• [Exercise aim] What you return must be the full listing, word for word, with no images in it.

• [Data for analysis]

· · · ·

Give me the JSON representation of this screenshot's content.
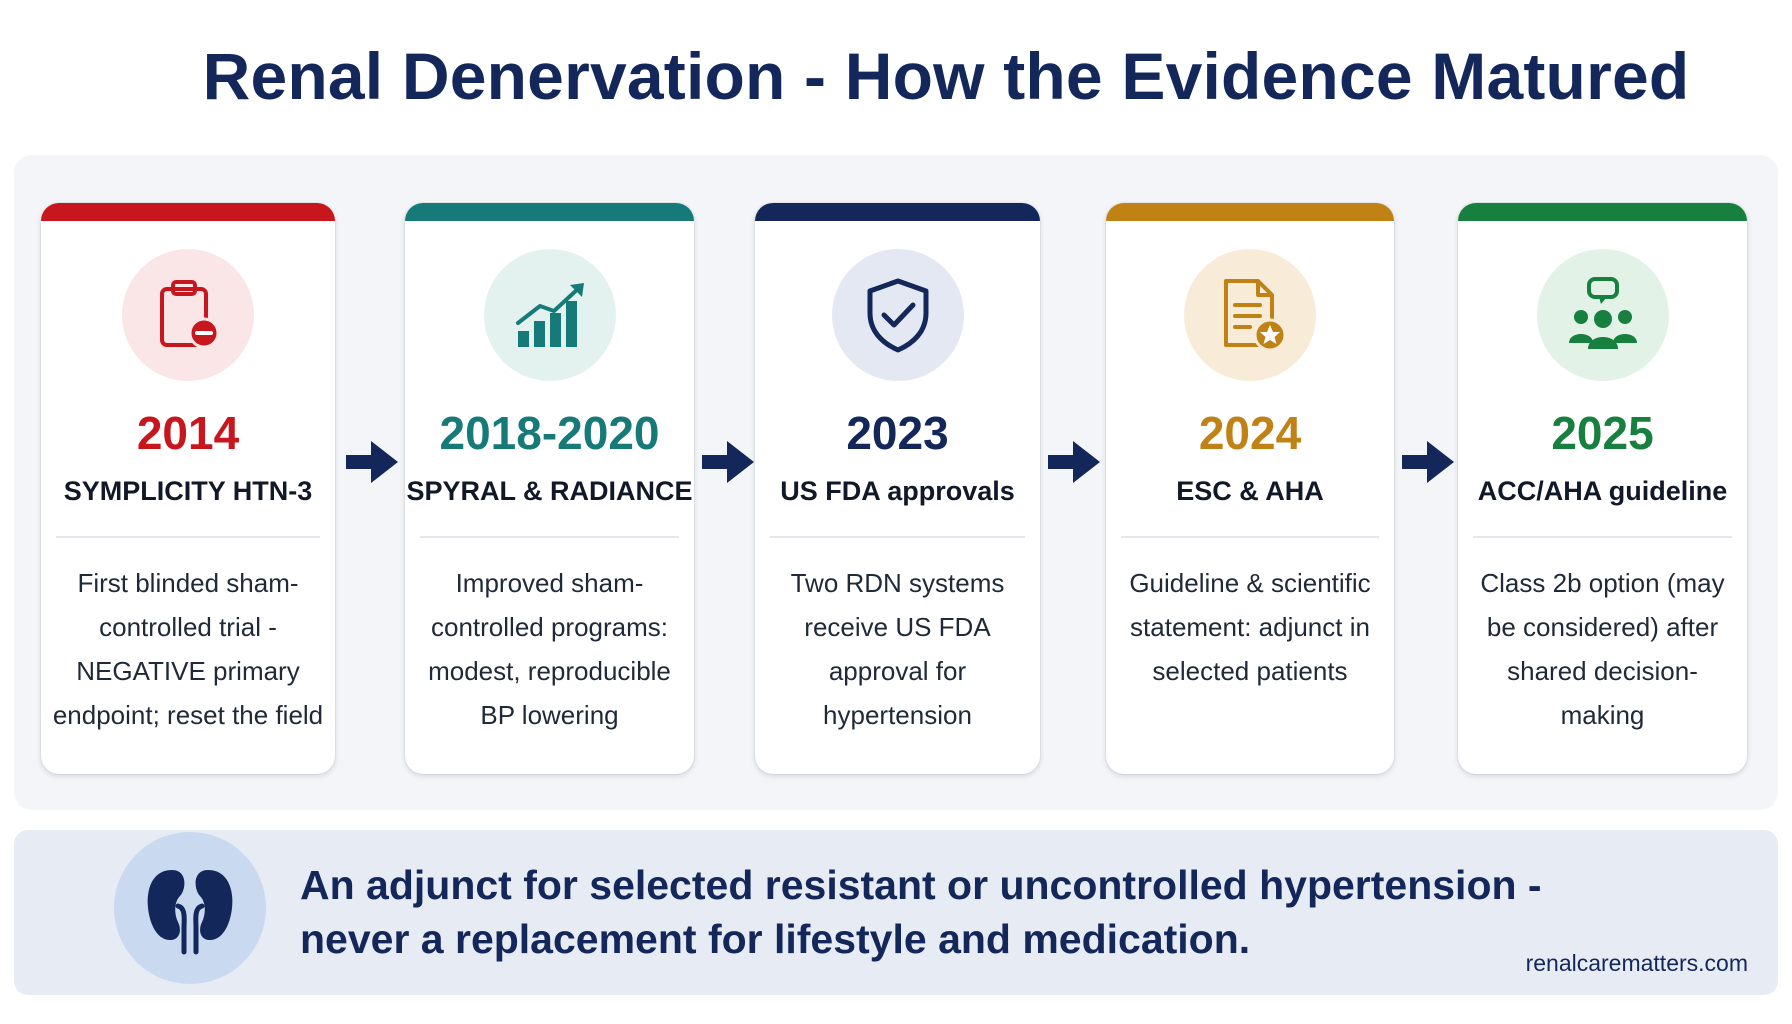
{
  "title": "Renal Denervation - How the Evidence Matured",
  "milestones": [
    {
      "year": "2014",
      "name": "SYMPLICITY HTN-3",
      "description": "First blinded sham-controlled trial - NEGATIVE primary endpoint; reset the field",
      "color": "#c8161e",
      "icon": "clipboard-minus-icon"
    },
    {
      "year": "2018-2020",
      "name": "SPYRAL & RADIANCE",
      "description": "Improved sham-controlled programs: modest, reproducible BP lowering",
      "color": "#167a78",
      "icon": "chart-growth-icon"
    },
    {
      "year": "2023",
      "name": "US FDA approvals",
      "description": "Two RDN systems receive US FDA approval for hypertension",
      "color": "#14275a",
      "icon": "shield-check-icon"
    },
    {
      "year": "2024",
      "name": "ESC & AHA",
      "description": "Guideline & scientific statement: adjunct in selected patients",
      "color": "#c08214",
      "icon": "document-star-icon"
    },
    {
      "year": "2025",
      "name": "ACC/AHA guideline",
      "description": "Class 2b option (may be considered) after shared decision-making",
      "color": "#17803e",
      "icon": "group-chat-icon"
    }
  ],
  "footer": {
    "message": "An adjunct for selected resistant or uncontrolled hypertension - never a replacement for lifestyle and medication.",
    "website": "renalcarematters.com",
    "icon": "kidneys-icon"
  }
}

· · · ·

• [Exercise result]
Give me the JSON representation of this screenshot's content.
{
  "title": "Renal Denervation - How the Evidence Matured",
  "milestones": [
    {
      "year": "2014",
      "name": "SYMPLICITY HTN-3",
      "description": "First blinded sham-controlled trial - NEGATIVE primary endpoint; reset the field",
      "color": "#c8161e",
      "icon": "clipboard-minus-icon"
    },
    {
      "year": "2018-2020",
      "name": "SPYRAL & RADIANCE",
      "description": "Improved sham-controlled programs: modest, reproducible BP lowering",
      "color": "#167a78",
      "icon": "chart-growth-icon"
    },
    {
      "year": "2023",
      "name": "US FDA approvals",
      "description": "Two RDN systems receive US FDA approval for hypertension",
      "color": "#14275a",
      "icon": "shield-check-icon"
    },
    {
      "year": "2024",
      "name": "ESC & AHA",
      "description": "Guideline & scientific statement: adjunct in selected patients",
      "color": "#c08214",
      "icon": "document-star-icon"
    },
    {
      "year": "2025",
      "name": "ACC/AHA guideline",
      "description": "Class 2b option (may be considered) after shared decision-making",
      "color": "#17803e",
      "icon": "group-chat-icon"
    }
  ],
  "footer": {
    "message": "An adjunct for selected resistant or uncontrolled hypertension - never a replacement for lifestyle and medication.",
    "website": "renalcarematters.com",
    "icon": "kidneys-icon"
  }
}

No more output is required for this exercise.